-- Start Stored data --

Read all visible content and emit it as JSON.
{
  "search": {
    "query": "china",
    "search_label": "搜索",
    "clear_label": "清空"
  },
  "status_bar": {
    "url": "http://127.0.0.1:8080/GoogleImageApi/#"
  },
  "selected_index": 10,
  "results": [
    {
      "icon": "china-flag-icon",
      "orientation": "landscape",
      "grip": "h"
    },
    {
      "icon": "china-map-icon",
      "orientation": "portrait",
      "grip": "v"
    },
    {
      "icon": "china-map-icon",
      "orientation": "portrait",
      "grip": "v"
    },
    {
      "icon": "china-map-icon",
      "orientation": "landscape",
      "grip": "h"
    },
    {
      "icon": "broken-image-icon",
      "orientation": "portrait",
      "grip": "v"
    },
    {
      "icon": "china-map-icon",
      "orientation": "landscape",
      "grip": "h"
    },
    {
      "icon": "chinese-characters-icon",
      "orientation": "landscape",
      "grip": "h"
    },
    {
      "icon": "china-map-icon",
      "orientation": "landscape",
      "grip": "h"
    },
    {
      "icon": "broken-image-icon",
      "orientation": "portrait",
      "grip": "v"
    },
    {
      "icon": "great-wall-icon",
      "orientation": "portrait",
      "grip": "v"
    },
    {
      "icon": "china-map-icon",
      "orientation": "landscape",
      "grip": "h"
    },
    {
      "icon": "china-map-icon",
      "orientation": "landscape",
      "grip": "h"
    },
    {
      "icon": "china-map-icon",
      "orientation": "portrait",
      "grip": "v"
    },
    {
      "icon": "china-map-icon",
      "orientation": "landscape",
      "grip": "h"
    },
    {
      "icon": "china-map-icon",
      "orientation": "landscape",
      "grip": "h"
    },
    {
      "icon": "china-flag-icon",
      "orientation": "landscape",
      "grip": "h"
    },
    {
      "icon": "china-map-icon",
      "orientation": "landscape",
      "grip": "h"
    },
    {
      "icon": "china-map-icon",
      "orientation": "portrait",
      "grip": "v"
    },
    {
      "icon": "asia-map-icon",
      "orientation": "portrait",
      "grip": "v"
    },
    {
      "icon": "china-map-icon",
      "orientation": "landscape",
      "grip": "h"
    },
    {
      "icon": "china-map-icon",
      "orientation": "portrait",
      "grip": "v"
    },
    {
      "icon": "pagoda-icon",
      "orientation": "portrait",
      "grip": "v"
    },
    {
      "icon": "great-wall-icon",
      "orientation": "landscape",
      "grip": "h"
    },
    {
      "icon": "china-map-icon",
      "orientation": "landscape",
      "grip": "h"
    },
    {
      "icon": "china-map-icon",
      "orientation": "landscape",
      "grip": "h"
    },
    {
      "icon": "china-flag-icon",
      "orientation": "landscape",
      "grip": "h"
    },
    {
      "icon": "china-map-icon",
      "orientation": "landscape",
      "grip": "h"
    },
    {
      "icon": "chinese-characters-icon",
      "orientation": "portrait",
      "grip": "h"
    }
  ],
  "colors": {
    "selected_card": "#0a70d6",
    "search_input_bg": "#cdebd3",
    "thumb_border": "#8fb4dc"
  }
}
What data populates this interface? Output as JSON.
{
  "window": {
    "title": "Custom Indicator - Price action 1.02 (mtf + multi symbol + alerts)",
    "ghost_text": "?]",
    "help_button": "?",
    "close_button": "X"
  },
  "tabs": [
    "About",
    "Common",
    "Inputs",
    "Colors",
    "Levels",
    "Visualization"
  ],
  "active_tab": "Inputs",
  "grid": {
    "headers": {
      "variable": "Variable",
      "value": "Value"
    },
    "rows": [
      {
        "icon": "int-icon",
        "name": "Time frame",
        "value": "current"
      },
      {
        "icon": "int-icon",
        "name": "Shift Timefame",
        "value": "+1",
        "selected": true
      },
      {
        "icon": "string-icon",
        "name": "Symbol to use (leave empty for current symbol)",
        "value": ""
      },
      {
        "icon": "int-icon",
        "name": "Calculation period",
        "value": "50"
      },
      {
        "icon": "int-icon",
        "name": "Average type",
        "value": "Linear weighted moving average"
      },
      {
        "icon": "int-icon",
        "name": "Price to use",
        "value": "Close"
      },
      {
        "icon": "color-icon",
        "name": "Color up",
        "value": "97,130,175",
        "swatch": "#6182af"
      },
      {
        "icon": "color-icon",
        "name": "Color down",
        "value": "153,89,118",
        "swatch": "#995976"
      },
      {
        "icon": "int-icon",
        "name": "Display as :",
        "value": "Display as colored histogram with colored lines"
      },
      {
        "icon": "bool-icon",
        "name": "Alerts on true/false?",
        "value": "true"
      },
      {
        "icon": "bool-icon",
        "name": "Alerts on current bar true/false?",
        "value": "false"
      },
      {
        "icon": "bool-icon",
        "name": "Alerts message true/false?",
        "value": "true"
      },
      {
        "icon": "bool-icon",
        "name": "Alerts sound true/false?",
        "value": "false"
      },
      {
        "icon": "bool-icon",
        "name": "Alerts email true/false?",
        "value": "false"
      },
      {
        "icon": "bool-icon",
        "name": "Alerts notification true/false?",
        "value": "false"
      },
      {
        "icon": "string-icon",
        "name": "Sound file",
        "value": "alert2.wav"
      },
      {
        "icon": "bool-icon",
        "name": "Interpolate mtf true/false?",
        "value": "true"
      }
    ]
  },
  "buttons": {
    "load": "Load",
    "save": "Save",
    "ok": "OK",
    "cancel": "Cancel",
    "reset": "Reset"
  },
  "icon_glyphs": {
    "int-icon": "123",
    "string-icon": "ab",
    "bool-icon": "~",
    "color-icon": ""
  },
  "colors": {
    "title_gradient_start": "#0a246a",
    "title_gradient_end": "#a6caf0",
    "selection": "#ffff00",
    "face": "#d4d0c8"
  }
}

-- End Stored data --
-- Start Stored data --

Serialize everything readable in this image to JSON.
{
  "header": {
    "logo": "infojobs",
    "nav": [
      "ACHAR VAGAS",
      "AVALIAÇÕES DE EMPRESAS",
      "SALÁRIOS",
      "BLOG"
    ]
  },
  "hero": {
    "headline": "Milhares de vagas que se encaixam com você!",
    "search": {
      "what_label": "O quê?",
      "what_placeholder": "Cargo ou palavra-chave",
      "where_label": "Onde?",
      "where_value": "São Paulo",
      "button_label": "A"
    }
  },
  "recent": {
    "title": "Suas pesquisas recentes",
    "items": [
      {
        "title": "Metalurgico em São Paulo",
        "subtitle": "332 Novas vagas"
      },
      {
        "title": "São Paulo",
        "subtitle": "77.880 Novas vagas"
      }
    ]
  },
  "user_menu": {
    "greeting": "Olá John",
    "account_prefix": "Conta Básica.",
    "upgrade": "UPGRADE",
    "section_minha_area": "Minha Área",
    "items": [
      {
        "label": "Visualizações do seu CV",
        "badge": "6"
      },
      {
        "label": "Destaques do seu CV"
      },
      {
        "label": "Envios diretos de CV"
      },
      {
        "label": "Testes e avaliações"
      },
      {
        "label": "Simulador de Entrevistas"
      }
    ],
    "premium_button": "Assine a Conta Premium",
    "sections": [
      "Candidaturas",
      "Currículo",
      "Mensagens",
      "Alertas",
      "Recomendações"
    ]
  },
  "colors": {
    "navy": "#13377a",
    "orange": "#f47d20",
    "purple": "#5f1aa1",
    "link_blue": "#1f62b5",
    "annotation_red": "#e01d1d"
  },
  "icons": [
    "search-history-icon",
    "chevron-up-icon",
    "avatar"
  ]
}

-- End Stored data --

*Objective:* Go through the entries above and copy every line containing "false".

*Finished exercise:*
        "name": "Alerts on true/false?",
        "name": "Alerts on current bar true/false?",
        "value": "false"
        "name": "Alerts message true/false?",
        "name": "Alerts sound true/false?",
        "value": "false"
        "name": "Alerts email true/false?",
        "value": "false"
        "name": "Alerts notification true/false?",
        "value": "false"
        "name": "Interpolate mtf true/false?",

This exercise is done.